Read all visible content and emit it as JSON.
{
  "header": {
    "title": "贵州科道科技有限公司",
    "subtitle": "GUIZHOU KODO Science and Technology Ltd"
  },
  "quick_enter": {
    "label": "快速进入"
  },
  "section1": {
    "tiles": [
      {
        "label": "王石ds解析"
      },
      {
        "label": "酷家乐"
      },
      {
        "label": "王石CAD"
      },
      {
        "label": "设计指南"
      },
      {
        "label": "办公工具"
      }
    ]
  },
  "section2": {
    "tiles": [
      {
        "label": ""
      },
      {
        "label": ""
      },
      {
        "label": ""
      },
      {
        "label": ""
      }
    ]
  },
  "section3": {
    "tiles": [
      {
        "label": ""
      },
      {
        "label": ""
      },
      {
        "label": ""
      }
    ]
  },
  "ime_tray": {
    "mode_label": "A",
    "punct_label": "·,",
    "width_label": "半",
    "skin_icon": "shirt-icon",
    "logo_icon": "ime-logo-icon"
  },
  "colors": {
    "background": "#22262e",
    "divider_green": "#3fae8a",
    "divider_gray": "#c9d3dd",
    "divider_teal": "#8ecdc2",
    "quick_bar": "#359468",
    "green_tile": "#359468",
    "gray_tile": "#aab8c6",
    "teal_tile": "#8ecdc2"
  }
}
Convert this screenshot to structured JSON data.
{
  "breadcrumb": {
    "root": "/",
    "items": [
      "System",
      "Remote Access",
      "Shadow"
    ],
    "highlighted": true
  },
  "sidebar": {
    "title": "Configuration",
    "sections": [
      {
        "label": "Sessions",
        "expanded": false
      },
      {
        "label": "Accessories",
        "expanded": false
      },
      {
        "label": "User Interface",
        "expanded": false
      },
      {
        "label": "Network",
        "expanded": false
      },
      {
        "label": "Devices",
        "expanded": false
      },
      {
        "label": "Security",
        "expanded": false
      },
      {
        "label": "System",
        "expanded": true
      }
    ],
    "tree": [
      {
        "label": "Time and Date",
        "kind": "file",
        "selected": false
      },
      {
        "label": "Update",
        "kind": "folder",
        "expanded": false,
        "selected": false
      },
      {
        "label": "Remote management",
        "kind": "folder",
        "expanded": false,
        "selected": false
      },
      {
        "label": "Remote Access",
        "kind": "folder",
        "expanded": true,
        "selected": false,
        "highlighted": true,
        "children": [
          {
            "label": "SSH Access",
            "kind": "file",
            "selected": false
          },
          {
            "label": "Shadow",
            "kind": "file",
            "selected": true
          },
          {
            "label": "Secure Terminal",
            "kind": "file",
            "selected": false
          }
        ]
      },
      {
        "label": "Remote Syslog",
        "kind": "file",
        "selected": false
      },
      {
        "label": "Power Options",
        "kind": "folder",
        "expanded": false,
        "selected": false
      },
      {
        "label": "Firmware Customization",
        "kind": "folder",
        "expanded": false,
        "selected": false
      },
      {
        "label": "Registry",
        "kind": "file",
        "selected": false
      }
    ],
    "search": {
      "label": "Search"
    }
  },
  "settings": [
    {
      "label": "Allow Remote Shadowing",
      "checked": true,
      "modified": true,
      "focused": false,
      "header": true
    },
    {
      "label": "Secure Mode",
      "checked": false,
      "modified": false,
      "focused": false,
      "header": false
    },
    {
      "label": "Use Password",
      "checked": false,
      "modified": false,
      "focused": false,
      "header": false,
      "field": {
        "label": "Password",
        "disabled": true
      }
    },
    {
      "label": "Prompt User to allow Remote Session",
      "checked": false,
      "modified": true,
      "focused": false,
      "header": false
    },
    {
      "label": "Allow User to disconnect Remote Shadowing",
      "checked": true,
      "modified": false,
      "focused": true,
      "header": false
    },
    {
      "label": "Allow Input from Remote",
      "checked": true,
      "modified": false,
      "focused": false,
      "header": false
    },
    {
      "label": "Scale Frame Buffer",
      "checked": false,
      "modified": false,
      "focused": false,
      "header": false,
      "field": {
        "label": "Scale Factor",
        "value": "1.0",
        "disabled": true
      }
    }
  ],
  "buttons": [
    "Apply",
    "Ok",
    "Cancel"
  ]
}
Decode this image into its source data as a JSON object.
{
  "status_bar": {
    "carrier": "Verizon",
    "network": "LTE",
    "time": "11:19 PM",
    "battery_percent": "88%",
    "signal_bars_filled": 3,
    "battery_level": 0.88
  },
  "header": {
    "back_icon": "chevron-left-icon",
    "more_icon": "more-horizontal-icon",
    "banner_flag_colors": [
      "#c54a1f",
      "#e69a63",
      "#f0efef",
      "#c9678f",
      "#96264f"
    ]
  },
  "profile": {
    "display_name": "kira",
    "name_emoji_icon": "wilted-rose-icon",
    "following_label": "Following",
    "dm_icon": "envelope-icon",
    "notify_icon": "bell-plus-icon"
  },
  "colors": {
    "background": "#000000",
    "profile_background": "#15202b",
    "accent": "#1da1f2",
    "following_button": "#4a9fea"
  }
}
____________________
Output every line above without altering anything.

Read all visible content and emit it as JSON.
{
  "header": {
    "title": "贵州科道科技有限公司",
    "subtitle": "GUIZHOU KODO Science and Technology Ltd"
  },
  "quick_enter": {
    "label": "快速进入"
  },
  "section1": {
    "tiles": [
      {
        "label": "王石ds解析"
      },
      {
        "label": "酷家乐"
      },
      {
        "label": "王石CAD"
      },
      {
        "label": "设计指南"
      },
      {
        "label": "办公工具"
      }
    ]
  },
  "section2": {
    "tiles": [
      {
        "label": ""
      },
      {
        "label": ""
      },
      {
        "label": ""
      },
      {
        "label": ""
      }
    ]
  },
  "section3": {
    "tiles": [
      {
        "label": ""
      },
      {
        "label": ""
      },
      {
        "label": ""
      }
    ]
  },
  "ime_tray": {
    "mode_label": "A",
    "punct_label": "·,",
    "width_label": "半",
    "skin_icon": "shirt-icon",
    "logo_icon": "ime-logo-icon"
  },
  "colors": {
    "background": "#22262e",
    "divider_green": "#3fae8a",
    "divider_gray": "#c9d3dd",
    "divider_teal": "#8ecdc2",
    "quick_bar": "#359468",
    "green_tile": "#359468",
    "gray_tile": "#aab8c6",
    "teal_tile": "#8ecdc2"
  }
}
Convert this screenshot to structured JSON data.
{
  "breadcrumb": {
    "root": "/",
    "items": [
      "System",
      "Remote Access",
      "Shadow"
    ],
    "highlighted": true
  },
  "sidebar": {
    "title": "Configuration",
    "sections": [
      {
        "label": "Sessions",
        "expanded": false
      },
      {
        "label": "Accessories",
        "expanded": false
      },
      {
        "label": "User Interface",
        "expanded": false
      },
      {
        "label": "Network",
        "expanded": false
      },
      {
        "label": "Devices",
        "expanded": false
      },
      {
        "label": "Security",
        "expanded": false
      },
      {
        "label": "System",
        "expanded": true
      }
    ],
    "tree": [
      {
        "label": "Time and Date",
        "kind": "file",
        "selected": false
      },
      {
        "label": "Update",
        "kind": "folder",
        "expanded": false,
        "selected": false
      },
      {
        "label": "Remote management",
        "kind": "folder",
        "expanded": false,
        "selected": false
      },
      {
        "label": "Remote Access",
        "kind": "folder",
        "expanded": true,
        "selected": false,
        "highlighted": true,
        "children": [
          {
            "label": "SSH Access",
            "kind": "file",
            "selected": false
          },
          {
            "label": "Shadow",
            "kind": "file",
            "selected": true
          },
          {
            "label": "Secure Terminal",
            "kind": "file",
            "selected": false
          }
        ]
      },
      {
        "label": "Remote Syslog",
        "kind": "file",
        "selected": false
      },
      {
        "label": "Power Options",
        "kind": "folder",
        "expanded": false,
        "selected": false
      },
      {
        "label": "Firmware Customization",
        "kind": "folder",
        "expanded": false,
        "selected": false
      },
      {
        "label": "Registry",
        "kind": "file",
        "selected": false
      }
    ],
    "search": {
      "label": "Search"
    }
  },
  "settings": [
    {
      "label": "Allow Remote Shadowing",
      "checked": true,
      "modified": true,
      "focused": false,
      "header": true
    },
    {
      "label": "Secure Mode",
      "checked": false,
      "modified": false,
      "focused": false,
      "header": false
    },
    {
      "label": "Use Password",
      "checked": false,
      "modified": false,
      "focused": false,
      "header": false,
      "field": {
        "label": "Password",
        "disabled": true
      }
    },
    {
      "label": "Prompt User to allow Remote Session",
      "checked": false,
      "modified": true,
      "focused": false,
      "header": false
    },
    {
      "label": "Allow User to disconnect Remote Shadowing",
      "checked": true,
      "modified": false,
      "focused": true,
      "header": false
    },
    {
      "label": "Allow Input from Remote",
      "checked": true,
      "modified": false,
      "focused": false,
      "header": false
    },
    {
      "label": "Scale Frame Buffer",
      "checked": false,
      "modified": false,
      "focused": false,
      "header": false,
      "field": {
        "label": "Scale Factor",
        "value": "1.0",
        "disabled": true
      }
    }
  ],
  "buttons": [
    "Apply",
    "Ok",
    "Cancel"
  ]
}
Decode this image into its source data as a JSON object.
{
  "status_bar": {
    "carrier": "Verizon",
    "network": "LTE",
    "time": "11:19 PM",
    "battery_percent": "88%",
    "signal_bars_filled": 3,
    "battery_level": 0.88
  },
  "header": {
    "back_icon": "chevron-left-icon",
    "more_icon": "more-horizontal-icon",
    "banner_flag_colors": [
      "#c54a1f",
      "#e69a63",
      "#f0efef",
      "#c9678f",
      "#96264f"
    ]
  },
  "profile": {
    "display_name": "kira",
    "name_emoji_icon": "wilted-rose-icon",
    "following_label": "Following",
    "dm_icon": "envelope-icon",
    "notify_icon": "bell-plus-icon"
  },
  "colors": {
    "background": "#000000",
    "profile_background": "#15202b",
    "accent": "#1da1f2",
    "following_button": "#4a9fea"
  }
}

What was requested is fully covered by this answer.